==== RECORDS PROVIDED

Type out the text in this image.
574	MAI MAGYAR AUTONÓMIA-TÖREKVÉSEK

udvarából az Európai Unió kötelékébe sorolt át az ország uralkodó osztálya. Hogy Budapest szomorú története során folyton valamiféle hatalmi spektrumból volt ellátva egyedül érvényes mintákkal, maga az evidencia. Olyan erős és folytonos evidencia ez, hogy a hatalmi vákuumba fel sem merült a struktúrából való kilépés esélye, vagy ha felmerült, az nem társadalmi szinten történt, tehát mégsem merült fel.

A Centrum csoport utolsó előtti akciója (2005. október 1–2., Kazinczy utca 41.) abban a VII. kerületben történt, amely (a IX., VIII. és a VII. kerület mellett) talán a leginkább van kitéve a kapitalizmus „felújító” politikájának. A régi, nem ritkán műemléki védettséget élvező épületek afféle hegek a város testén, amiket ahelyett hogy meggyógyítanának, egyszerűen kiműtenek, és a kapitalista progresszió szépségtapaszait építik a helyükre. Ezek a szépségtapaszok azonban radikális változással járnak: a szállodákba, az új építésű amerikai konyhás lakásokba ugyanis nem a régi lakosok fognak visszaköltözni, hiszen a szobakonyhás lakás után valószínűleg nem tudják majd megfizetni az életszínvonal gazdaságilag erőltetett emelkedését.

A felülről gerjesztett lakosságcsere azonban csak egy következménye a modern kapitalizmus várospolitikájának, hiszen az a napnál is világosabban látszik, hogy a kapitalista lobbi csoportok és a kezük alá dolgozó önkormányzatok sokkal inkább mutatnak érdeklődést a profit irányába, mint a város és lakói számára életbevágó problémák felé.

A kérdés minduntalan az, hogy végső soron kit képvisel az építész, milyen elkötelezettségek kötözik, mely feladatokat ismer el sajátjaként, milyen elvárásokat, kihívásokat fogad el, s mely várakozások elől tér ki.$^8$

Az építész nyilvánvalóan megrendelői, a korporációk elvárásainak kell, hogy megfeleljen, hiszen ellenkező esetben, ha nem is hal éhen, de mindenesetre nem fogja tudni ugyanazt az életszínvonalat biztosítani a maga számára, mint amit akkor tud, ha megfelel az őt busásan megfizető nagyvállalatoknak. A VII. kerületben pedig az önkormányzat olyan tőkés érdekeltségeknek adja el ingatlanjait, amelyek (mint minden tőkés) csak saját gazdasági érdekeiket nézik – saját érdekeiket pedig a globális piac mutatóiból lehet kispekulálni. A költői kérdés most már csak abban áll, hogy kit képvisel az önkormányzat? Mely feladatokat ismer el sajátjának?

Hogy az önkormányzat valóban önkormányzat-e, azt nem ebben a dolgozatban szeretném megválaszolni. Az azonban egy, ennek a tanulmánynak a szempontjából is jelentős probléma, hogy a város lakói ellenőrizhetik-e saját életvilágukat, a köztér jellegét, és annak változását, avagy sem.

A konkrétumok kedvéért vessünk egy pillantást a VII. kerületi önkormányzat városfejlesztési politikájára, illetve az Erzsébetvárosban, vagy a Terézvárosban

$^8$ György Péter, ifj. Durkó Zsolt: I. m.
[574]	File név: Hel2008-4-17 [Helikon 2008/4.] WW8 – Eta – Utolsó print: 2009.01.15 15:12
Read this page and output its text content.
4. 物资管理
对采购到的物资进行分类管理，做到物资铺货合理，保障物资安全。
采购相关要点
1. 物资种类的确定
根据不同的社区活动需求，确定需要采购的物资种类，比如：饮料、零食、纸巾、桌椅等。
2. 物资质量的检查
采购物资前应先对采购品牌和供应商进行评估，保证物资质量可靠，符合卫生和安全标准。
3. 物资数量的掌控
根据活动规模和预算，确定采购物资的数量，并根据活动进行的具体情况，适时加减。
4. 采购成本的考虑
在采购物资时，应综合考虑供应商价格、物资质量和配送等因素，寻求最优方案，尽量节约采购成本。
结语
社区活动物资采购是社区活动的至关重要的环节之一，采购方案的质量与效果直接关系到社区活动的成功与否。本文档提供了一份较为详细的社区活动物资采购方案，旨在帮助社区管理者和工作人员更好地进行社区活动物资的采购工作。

========

### GIVEN REQUEST
Print out the whole listing exactly as it appears.

### FINAL RESULT
Type out the text in this image.
574	MAI MAGYAR AUTONÓMIA-TÖREKVÉSEK

udvarából az Európai Unió kötelékébe sorolt át az ország uralkodó osztálya. Hogy Budapest szomorú története során folyton valamiféle hatalmi spektrumból volt ellátva egyedül érvényes mintákkal, maga az evidencia. Olyan erős és folytonos evidencia ez, hogy a hatalmi vákuumba fel sem merült a struktúrából való kilépés esélye, vagy ha felmerült, az nem társadalmi szinten történt, tehát mégsem merült fel.

A Centrum csoport utolsó előtti akciója (2005. október 1–2., Kazinczy utca 41.) abban a VII. kerületben történt, amely (a IX., VIII. és a VII. kerület mellett) talán a leginkább van kitéve a kapitalizmus „felújító” politikájának. A régi, nem ritkán műemléki védettséget élvező épületek afféle hegek a város testén, amiket ahelyett hogy meggyógyítanának, egyszerűen kiműtenek, és a kapitalista progresszió szépségtapaszait építik a helyükre. Ezek a szépségtapaszok azonban radikális változással járnak: a szállodákba, az új építésű amerikai konyhás lakásokba ugyanis nem a régi lakosok fognak visszaköltözni, hiszen a szobakonyhás lakás után valószínűleg nem tudják majd megfizetni az életszínvonal gazdaságilag erőltetett emelkedését.

A felülről gerjesztett lakosságcsere azonban csak egy következménye a modern kapitalizmus várospolitikájának, hiszen az a napnál is világosabban látszik, hogy a kapitalista lobbi csoportok és a kezük alá dolgozó önkormányzatok sokkal inkább mutatnak érdeklődést a profit irányába, mint a város és lakói számára életbevágó problémák felé.

A kérdés minduntalan az, hogy végső soron kit képvisel az építész, milyen elkötelezettségek kötözik, mely feladatokat ismer el sajátjaként, milyen elvárásokat, kihívásokat fogad el, s mely várakozások elől tér ki.$^8$

Az építész nyilvánvalóan megrendelői, a korporációk elvárásainak kell, hogy megfeleljen, hiszen ellenkező esetben, ha nem is hal éhen, de mindenesetre nem fogja tudni ugyanazt az életszínvonalat biztosítani a maga számára, mint amit akkor tud, ha megfelel az őt busásan megfizető nagyvállalatoknak. A VII. kerületben pedig az önkormányzat olyan tőkés érdekeltségeknek adja el ingatlanjait, amelyek (mint minden tőkés) csak saját gazdasági érdekeiket nézik – saját érdekeiket pedig a globális piac mutatóiból lehet kispekulálni. A költői kérdés most már csak abban áll, hogy kit képvisel az önkormányzat? Mely feladatokat ismer el sajátjának?

Hogy az önkormányzat valóban önkormányzat-e, azt nem ebben a dolgozatban szeretném megválaszolni. Az azonban egy, ennek a tanulmánynak a szempontjából is jelentős probléma, hogy a város lakói ellenőrizhetik-e saját életvilágukat, a köztér jellegét, és annak változását, avagy sem.

A konkrétumok kedvéért vessünk egy pillantást a VII. kerületi önkormányzat városfejlesztési politikájára, illetve az Erzsébetvárosban, vagy a Terézvárosban

$^8$ György Péter, ifj. Durkó Zsolt: I. m.
[574]	File név: Hel2008-4-17 [Helikon 2008/4.] WW8 – Eta – Utolsó print: 2009.01.15 15:12
Read this page and output its text content.
4. 物资管理
对采购到的物资进行分类管理，做到物资铺货合理，保障物资安全。
采购相关要点
1. 物资种类的确定
根据不同的社区活动需求，确定需要采购的物资种类，比如：饮料、零食、纸巾、桌椅等。
2. 物资质量的检查
采购物资前应先对采购品牌和供应商进行评估，保证物资质量可靠，符合卫生和安全标准。
3. 物资数量的掌控
根据活动规模和预算，确定采购物资的数量，并根据活动进行的具体情况，适时加减。
4. 采购成本的考虑
在采购物资时，应综合考虑供应商价格、物资质量和配送等因素，寻求最优方案，尽量节约采购成本。
结语
社区活动物资采购是社区活动的至关重要的环节之一，采购方案的质量与效果直接关系到社区活动的成功与否。本文档提供了一份较为详细的社区活动物资采购方案，旨在帮助社区管理者和工作人员更好地进行社区活动物资的采购工作。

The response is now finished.